**Data supplied**
[start]

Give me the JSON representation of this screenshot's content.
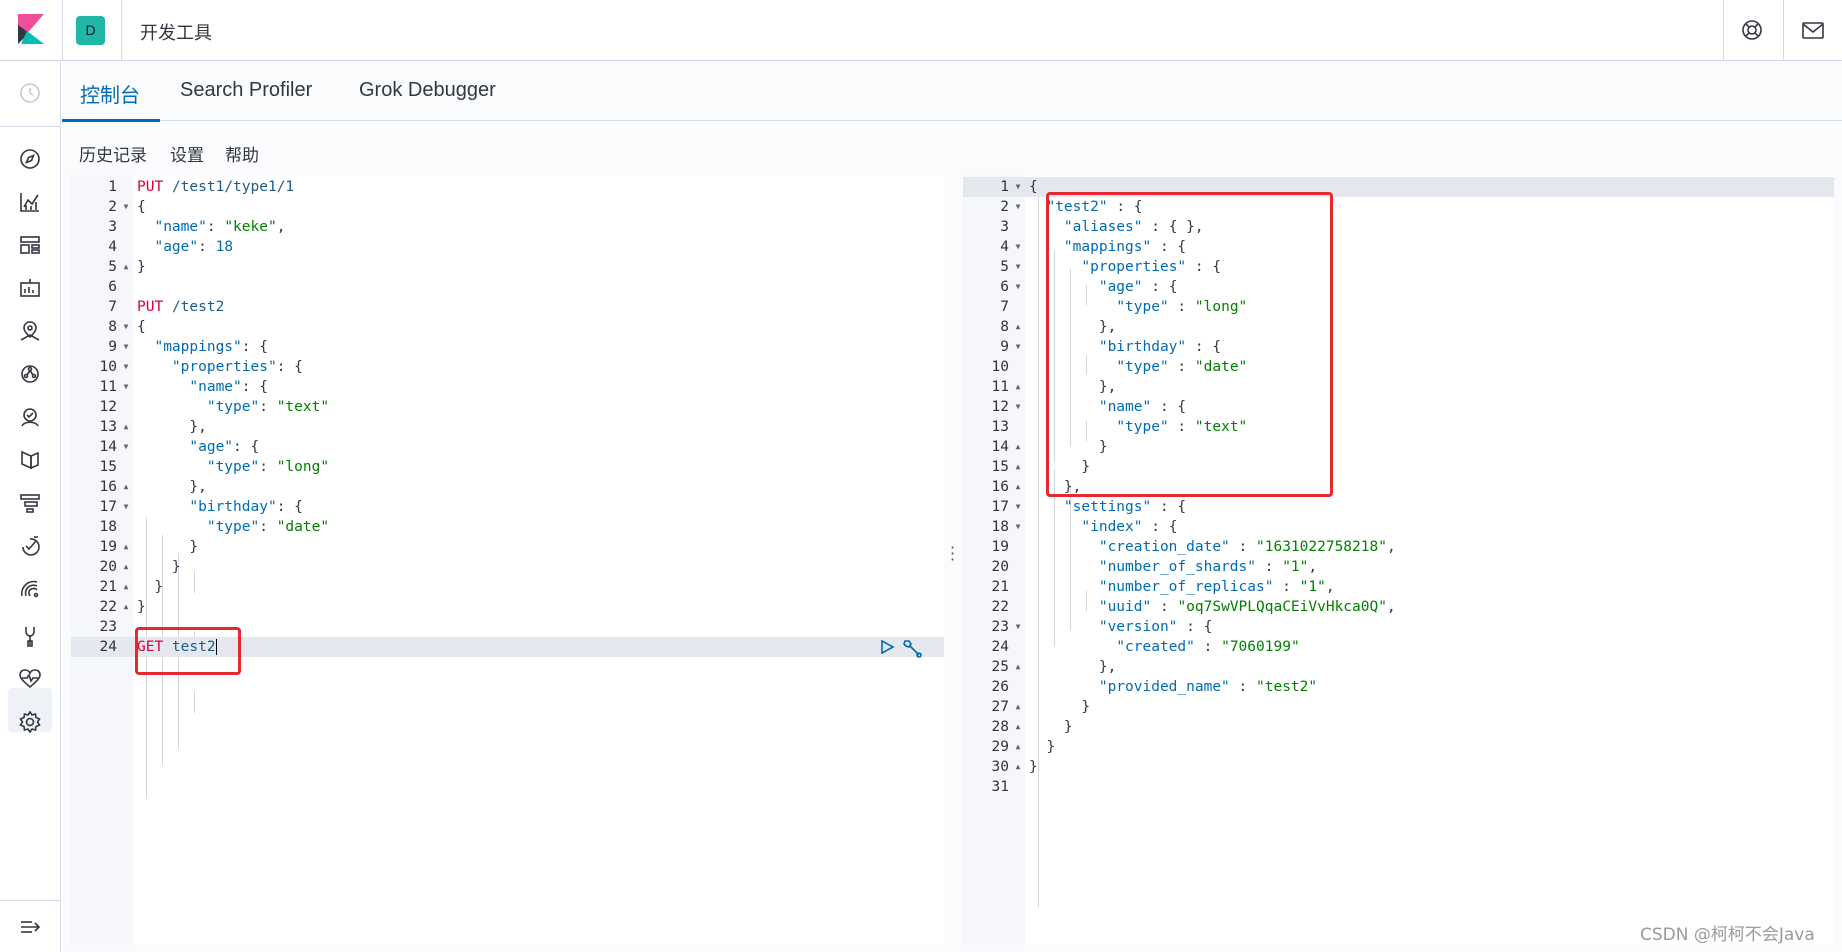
{
  "header": {
    "space_initial": "D",
    "breadcrumb": "开发工具"
  },
  "tabs": [
    "控制台",
    "Search Profiler",
    "Grok Debugger"
  ],
  "console_menu": {
    "history": "历史记录",
    "settings": "设置",
    "help": "帮助"
  },
  "request_editor": {
    "lines": [
      "1",
      "2",
      "3",
      "4",
      "5",
      "6",
      "7",
      "8",
      "9",
      "10",
      "11",
      "12",
      "13",
      "14",
      "15",
      "16",
      "17",
      "18",
      "19",
      "20",
      "21",
      "22",
      "23",
      "24"
    ],
    "active_line": 24
  },
  "response_editor": {
    "line_count": 31,
    "index_name": "test2",
    "creation_date": "1631022758218",
    "number_of_shards": "1",
    "number_of_replicas": "1",
    "uuid": "oq7SwVPLQqaCEiVvHkca0Q",
    "version_created": "7060199",
    "provided_name": "test2"
  },
  "colors": {
    "accent": "#006bb4",
    "method": "#d8003d",
    "string": "#007f00",
    "highlight_box": "#e8282f",
    "space_avatar": "#20b7a7"
  },
  "watermark": "CSDN @柯柯不会Java"
}
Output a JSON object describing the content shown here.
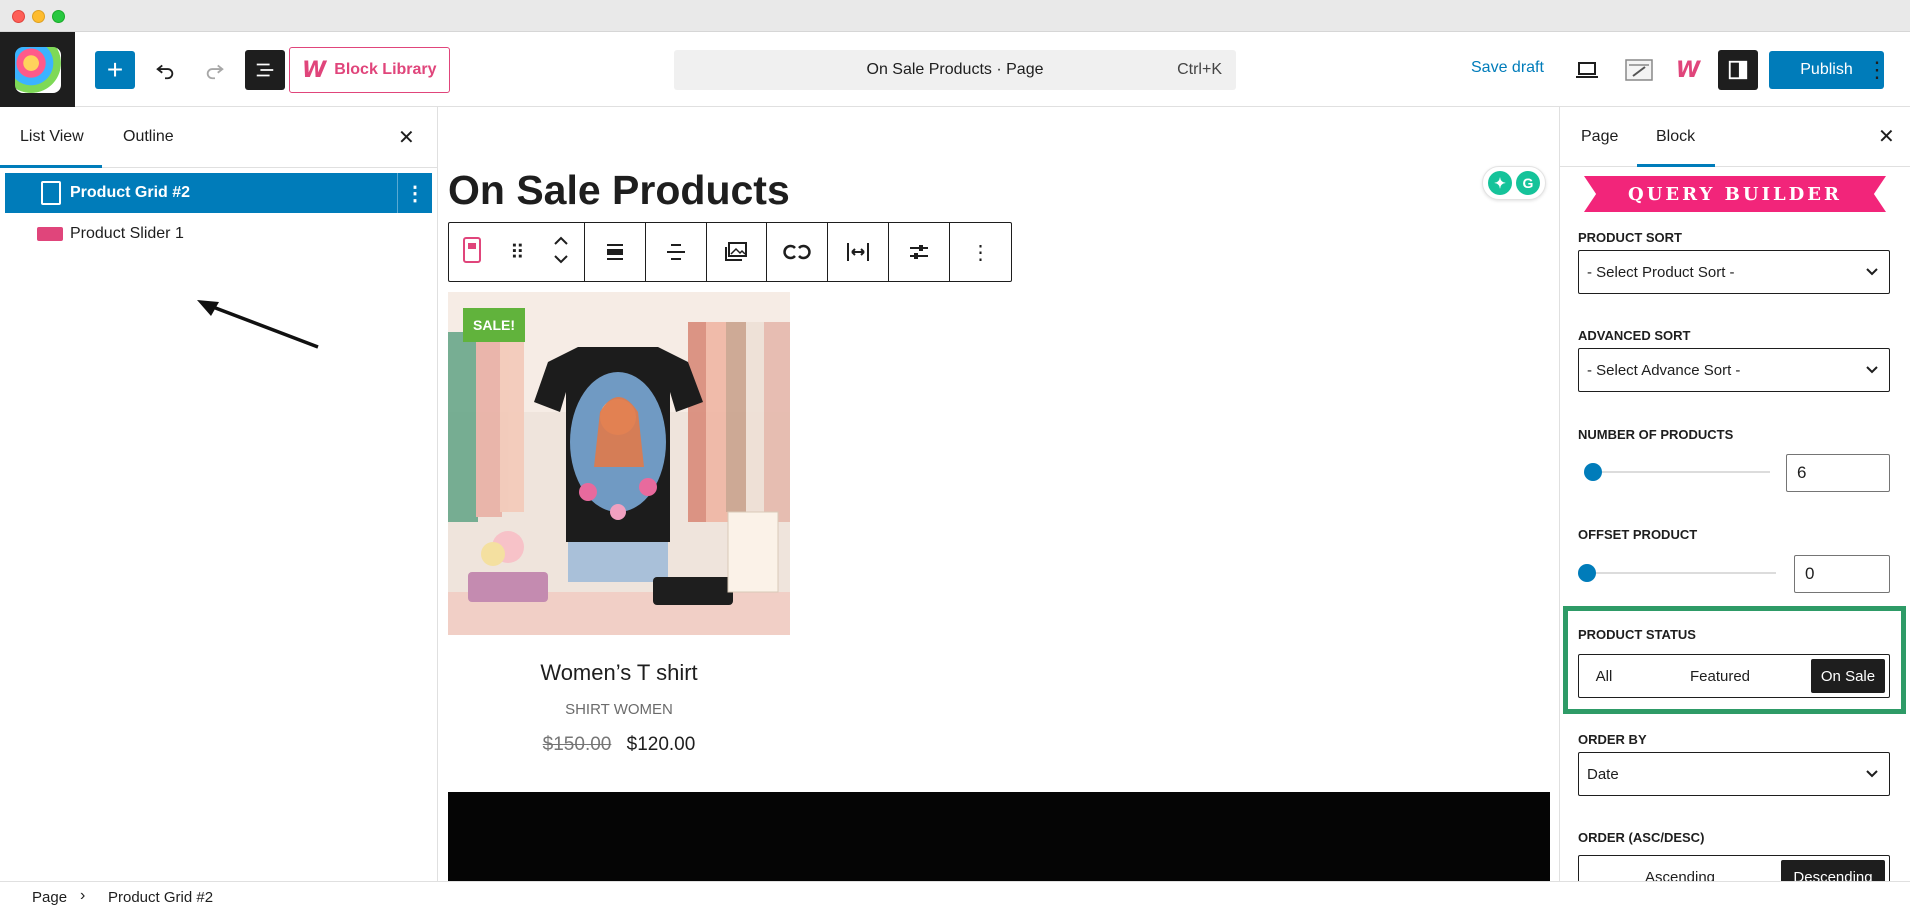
{
  "header": {
    "block_library_label": "Block Library",
    "command_title": "On Sale Products · Page",
    "command_shortcut": "Ctrl+K",
    "save_draft_label": "Save draft",
    "publish_label": "Publish"
  },
  "left_panel": {
    "tabs": [
      "List View",
      "Outline"
    ],
    "items": [
      {
        "label": "Product Grid #2",
        "selected": true
      },
      {
        "label": "Product Slider 1",
        "selected": false
      }
    ]
  },
  "canvas": {
    "page_title": "On Sale Products",
    "product": {
      "badge": "SALE!",
      "name": "Women’s T shirt",
      "categories": "SHIRT  WOMEN",
      "price_old": "$150.00",
      "price_new": "$120.00"
    }
  },
  "right_panel": {
    "tabs": [
      "Page",
      "Block"
    ],
    "banner": "QUERY BUILDER",
    "product_sort": {
      "label": "PRODUCT SORT",
      "value": "- Select Product Sort -"
    },
    "advanced_sort": {
      "label": "ADVANCED SORT",
      "value": "- Select Advance Sort -"
    },
    "number_of_products": {
      "label": "NUMBER OF PRODUCTS",
      "value": "6"
    },
    "offset_product": {
      "label": "OFFSET PRODUCT",
      "value": "0"
    },
    "product_status": {
      "label": "PRODUCT STATUS",
      "options": [
        "All",
        "Featured",
        "On Sale"
      ],
      "selected": "On Sale"
    },
    "order_by": {
      "label": "ORDER BY",
      "value": "Date"
    },
    "order": {
      "label": "ORDER (ASC/DESC)",
      "options": [
        "Ascending",
        "Descending"
      ],
      "selected": "Descending"
    }
  },
  "footer": {
    "breadcrumb": [
      "Page",
      "Product Grid #2"
    ]
  },
  "colors": {
    "accent": "#007cba",
    "brand_pink": "#e0457b",
    "highlight_green": "#2e9b67",
    "sale_green": "#61b33c"
  }
}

[end]

**Task directions**
All lines of the data above that include the word "selected" must be shown.

**The completed task**
        "selected": true
        "selected": false
      "selected": "On Sale"
      "selected": "Descending"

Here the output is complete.